begin
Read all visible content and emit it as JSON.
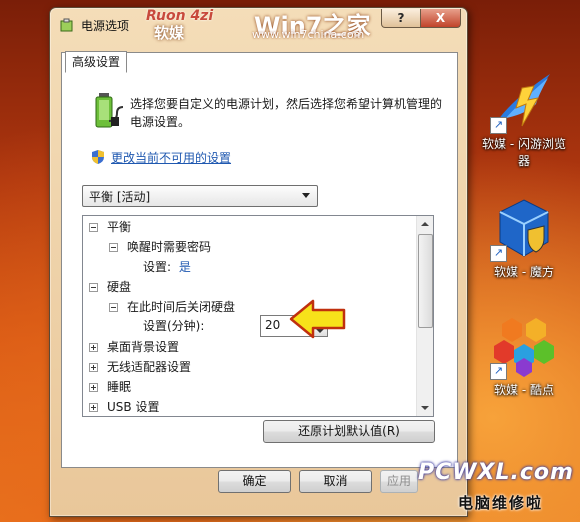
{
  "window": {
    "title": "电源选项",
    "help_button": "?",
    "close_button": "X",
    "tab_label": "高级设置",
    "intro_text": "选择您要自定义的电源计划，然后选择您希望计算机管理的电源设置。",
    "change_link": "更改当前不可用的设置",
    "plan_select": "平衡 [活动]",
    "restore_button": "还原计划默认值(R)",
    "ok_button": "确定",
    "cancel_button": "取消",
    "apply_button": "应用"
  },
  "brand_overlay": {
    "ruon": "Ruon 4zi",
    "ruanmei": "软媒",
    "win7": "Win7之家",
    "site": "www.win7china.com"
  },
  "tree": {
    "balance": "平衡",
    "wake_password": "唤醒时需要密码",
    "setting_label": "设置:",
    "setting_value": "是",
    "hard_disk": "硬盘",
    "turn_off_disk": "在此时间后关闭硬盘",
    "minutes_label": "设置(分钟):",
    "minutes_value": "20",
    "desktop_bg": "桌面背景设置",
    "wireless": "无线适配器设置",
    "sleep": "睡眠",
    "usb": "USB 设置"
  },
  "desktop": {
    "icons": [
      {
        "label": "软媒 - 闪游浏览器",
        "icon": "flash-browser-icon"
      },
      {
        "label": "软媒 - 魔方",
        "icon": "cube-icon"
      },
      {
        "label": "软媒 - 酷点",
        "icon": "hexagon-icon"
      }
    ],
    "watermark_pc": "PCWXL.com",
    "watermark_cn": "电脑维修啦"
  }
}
end
begin
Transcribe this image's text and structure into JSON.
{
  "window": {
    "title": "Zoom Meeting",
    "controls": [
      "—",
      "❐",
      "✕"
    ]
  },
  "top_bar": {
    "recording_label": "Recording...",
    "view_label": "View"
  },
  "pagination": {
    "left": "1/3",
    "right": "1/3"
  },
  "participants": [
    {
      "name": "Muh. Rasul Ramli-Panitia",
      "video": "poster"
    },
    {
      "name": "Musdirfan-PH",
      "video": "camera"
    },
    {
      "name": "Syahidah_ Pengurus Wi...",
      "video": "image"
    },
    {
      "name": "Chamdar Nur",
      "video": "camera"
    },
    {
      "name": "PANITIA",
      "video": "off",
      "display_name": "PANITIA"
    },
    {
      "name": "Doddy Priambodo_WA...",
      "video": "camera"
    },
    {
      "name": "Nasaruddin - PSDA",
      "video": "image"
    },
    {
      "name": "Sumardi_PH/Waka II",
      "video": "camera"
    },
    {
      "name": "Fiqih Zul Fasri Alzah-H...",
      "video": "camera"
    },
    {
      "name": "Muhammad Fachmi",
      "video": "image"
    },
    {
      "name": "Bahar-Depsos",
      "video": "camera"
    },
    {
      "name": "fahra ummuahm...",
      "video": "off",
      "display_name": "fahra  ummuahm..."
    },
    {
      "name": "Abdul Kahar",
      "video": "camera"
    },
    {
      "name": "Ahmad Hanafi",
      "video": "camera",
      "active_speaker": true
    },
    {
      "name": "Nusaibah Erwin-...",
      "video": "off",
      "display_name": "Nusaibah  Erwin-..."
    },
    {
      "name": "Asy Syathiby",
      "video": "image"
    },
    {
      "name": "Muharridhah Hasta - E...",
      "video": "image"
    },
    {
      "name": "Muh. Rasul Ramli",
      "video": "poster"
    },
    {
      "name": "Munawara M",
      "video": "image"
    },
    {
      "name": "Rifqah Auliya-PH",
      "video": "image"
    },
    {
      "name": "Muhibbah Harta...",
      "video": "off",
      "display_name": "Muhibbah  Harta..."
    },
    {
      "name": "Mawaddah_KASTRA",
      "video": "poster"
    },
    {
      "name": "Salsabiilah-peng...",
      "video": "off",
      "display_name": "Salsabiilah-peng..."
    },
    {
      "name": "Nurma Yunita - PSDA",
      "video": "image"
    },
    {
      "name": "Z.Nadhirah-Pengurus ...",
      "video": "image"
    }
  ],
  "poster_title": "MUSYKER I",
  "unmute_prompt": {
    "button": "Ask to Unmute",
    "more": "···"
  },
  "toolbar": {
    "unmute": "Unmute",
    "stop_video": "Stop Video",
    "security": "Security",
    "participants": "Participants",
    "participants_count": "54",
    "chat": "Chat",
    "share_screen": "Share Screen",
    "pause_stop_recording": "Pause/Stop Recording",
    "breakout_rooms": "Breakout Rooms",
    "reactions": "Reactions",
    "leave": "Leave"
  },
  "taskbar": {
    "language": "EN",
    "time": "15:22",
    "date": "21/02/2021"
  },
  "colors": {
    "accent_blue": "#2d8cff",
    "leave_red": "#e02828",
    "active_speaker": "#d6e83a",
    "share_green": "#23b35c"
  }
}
end
### DIRECTIONS FOR THIS TASK
Copy out every line in the entries above that holds "PSDA".

### ANSWER FOR THE TASK
      "name": "Nasaruddin - PSDA",
      "name": "Nurma Yunita - PSDA",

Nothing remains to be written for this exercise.